*Task statement*:
Restate every entry word for word.

*Exercise material*:

:::::

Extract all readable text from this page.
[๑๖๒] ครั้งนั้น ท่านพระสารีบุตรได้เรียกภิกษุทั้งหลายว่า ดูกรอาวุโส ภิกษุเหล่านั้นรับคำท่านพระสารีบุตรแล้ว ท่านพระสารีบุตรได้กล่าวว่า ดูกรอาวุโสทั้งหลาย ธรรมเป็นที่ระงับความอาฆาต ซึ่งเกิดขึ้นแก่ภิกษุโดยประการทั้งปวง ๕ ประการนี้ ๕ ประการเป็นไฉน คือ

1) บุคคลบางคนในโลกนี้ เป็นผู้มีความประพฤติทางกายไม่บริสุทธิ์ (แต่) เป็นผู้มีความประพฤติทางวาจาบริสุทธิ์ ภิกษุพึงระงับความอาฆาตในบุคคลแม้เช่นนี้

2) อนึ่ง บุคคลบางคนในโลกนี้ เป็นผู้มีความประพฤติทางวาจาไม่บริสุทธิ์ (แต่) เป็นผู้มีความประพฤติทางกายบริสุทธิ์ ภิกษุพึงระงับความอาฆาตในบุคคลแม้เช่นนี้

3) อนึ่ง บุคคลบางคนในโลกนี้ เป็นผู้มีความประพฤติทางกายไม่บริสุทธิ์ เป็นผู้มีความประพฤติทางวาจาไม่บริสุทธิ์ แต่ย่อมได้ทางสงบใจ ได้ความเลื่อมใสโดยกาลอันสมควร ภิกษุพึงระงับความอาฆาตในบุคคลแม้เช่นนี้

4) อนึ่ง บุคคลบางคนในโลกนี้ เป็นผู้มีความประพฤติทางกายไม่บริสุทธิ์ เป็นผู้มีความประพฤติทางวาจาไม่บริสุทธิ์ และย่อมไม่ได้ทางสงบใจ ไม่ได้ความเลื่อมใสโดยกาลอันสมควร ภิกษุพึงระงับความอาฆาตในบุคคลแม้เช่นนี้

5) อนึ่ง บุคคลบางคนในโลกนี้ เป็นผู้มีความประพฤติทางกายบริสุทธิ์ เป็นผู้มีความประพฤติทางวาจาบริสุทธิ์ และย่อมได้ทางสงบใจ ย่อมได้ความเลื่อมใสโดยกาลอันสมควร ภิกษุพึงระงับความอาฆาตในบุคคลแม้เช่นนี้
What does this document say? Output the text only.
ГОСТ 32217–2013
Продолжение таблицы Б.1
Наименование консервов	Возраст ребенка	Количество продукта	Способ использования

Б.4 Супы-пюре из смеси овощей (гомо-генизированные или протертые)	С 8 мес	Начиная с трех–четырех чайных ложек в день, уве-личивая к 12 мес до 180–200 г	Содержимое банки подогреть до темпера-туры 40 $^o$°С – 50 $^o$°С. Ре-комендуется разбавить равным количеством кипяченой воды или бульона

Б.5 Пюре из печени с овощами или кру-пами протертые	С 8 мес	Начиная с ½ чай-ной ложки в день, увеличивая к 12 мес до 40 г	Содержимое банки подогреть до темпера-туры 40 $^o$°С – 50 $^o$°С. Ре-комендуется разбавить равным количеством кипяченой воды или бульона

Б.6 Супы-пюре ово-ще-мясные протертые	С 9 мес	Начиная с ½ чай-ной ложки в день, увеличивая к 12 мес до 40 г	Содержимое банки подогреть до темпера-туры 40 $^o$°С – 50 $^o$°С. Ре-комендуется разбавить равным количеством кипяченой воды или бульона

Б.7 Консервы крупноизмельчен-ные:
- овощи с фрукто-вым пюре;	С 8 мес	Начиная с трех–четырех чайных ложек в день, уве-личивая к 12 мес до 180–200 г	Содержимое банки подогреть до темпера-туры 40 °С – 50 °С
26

:::::

*Exercise solution*:
Extract all readable text from this page.
[๑๖๒] ครั้งนั้น ท่านพระสารีบุตรได้เรียกภิกษุทั้งหลายว่า ดูกรอาวุโส ภิกษุเหล่านั้นรับคำท่านพระสารีบุตรแล้ว ท่านพระสารีบุตรได้กล่าวว่า ดูกรอาวุโสทั้งหลาย ธรรมเป็นที่ระงับความอาฆาต ซึ่งเกิดขึ้นแก่ภิกษุโดยประการทั้งปวง ๕ ประการนี้ ๕ ประการเป็นไฉน คือ

1) บุคคลบางคนในโลกนี้ เป็นผู้มีความประพฤติทางกายไม่บริสุทธิ์ (แต่) เป็นผู้มีความประพฤติทางวาจาบริสุทธิ์ ภิกษุพึงระงับความอาฆาตในบุคคลแม้เช่นนี้

2) อนึ่ง บุคคลบางคนในโลกนี้ เป็นผู้มีความประพฤติทางวาจาไม่บริสุทธิ์ (แต่) เป็นผู้มีความประพฤติทางกายบริสุทธิ์ ภิกษุพึงระงับความอาฆาตในบุคคลแม้เช่นนี้

3) อนึ่ง บุคคลบางคนในโลกนี้ เป็นผู้มีความประพฤติทางกายไม่บริสุทธิ์ เป็นผู้มีความประพฤติทางวาจาไม่บริสุทธิ์ แต่ย่อมได้ทางสงบใจ ได้ความเลื่อมใสโดยกาลอันสมควร ภิกษุพึงระงับความอาฆาตในบุคคลแม้เช่นนี้

4) อนึ่ง บุคคลบางคนในโลกนี้ เป็นผู้มีความประพฤติทางกายไม่บริสุทธิ์ เป็นผู้มีความประพฤติทางวาจาไม่บริสุทธิ์ และย่อมไม่ได้ทางสงบใจ ไม่ได้ความเลื่อมใสโดยกาลอันสมควร ภิกษุพึงระงับความอาฆาตในบุคคลแม้เช่นนี้

5) อนึ่ง บุคคลบางคนในโลกนี้ เป็นผู้มีความประพฤติทางกายบริสุทธิ์ เป็นผู้มีความประพฤติทางวาจาบริสุทธิ์ และย่อมได้ทางสงบใจ ย่อมได้ความเลื่อมใสโดยกาลอันสมควร ภิกษุพึงระงับความอาฆาตในบุคคลแม้เช่นนี้
What does this document say? Output the text only.
ГОСТ 32217–2013
Продолжение таблицы Б.1
Наименование консервов	Возраст ребенка	Количество продукта	Способ использования

Б.4 Супы-пюре из смеси овощей (гомо-генизированные или протертые)	С 8 мес	Начиная с трех–четырех чайных ложек в день, уве-личивая к 12 мес до 180–200 г	Содержимое банки подогреть до темпера-туры 40 $^o$°С – 50 $^o$°С. Ре-комендуется разбавить равным количеством кипяченой воды или бульона

Б.5 Пюре из печени с овощами или кру-пами протертые	С 8 мес	Начиная с ½ чай-ной ложки в день, увеличивая к 12 мес до 40 г	Содержимое банки подогреть до темпера-туры 40 $^o$°С – 50 $^o$°С. Ре-комендуется разбавить равным количеством кипяченой воды или бульона

Б.6 Супы-пюре ово-ще-мясные протертые	С 9 мес	Начиная с ½ чай-ной ложки в день, увеличивая к 12 мес до 40 г	Содержимое банки подогреть до темпера-туры 40 $^o$°С – 50 $^o$°С. Ре-комендуется разбавить равным количеством кипяченой воды или бульона

Б.7 Консервы крупноизмельчен-ные:
- овощи с фрукто-вым пюре;	С 8 мес	Начиная с трех–четырех чайных ложек в день, уве-личивая к 12 мес до 180–200 г	Содержимое банки подогреть до темпера-туры 40 °С – 50 °С
26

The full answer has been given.